== Records for processing
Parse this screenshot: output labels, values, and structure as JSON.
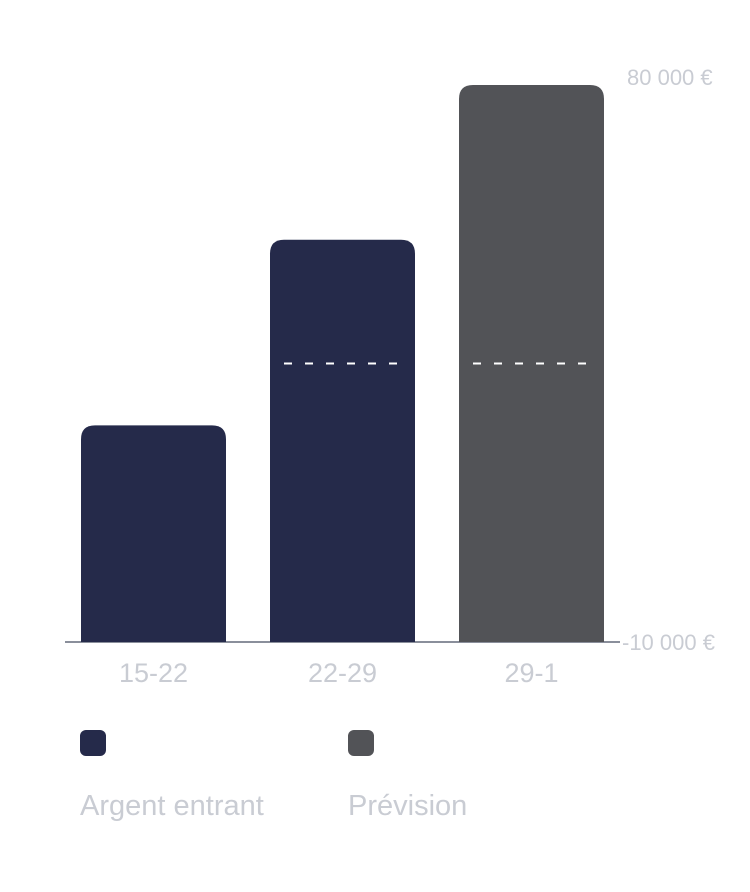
{
  "colors": {
    "incoming": "#252a4a",
    "forecast": "#525357",
    "axis": "#8a8f9b",
    "tick_text": "#c9ccd3",
    "marker": "#ffffff"
  },
  "legend": [
    {
      "label": "Argent entrant",
      "color": "#252a4a"
    },
    {
      "label": "Prévision",
      "color": "#525357"
    }
  ],
  "chart_data": {
    "type": "bar",
    "categories": [
      "15-22",
      "22-29",
      "29-1"
    ],
    "values": [
      25000,
      55000,
      80000
    ],
    "bar_colors": [
      "#252a4a",
      "#252a4a",
      "#525357"
    ],
    "markers": [
      null,
      35000,
      35000
    ],
    "ylim": [
      -10000,
      80000
    ],
    "y_tick_labels": [
      "80 000 €",
      "-10 000 €"
    ],
    "y_axis_side": "right",
    "grid": false,
    "legend_position": "bottom"
  }
}
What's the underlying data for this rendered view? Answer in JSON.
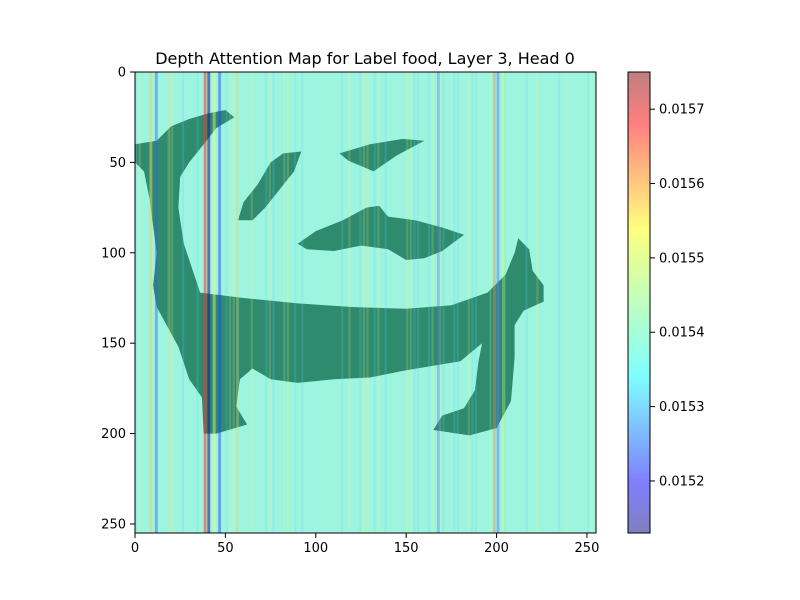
====
* Task to carry out *
The records above are to be reproduced exactly; the pictures are to be left out.

* Result of this task *
Parse this screenshot: output labels, values, and structure as JSON.
{
  "colors": {
    "incoming": "#252a4a",
    "forecast": "#525357",
    "axis": "#8a8f9b",
    "tick_text": "#c9ccd3",
    "marker": "#ffffff"
  },
  "legend": [
    {
      "label": "Argent entrant",
      "color": "#252a4a"
    },
    {
      "label": "Prévision",
      "color": "#525357"
    }
  ],
  "chart_data": {
    "type": "bar",
    "categories": [
      "15-22",
      "22-29",
      "29-1"
    ],
    "values": [
      25000,
      55000,
      80000
    ],
    "bar_colors": [
      "#252a4a",
      "#252a4a",
      "#525357"
    ],
    "markers": [
      null,
      35000,
      35000
    ],
    "ylim": [
      -10000,
      80000
    ],
    "y_tick_labels": [
      "80 000 €",
      "-10 000 €"
    ],
    "y_axis_side": "right",
    "grid": false,
    "legend_position": "bottom"
  }
}
What's the underlying data for this rendered view? Answer in JSON.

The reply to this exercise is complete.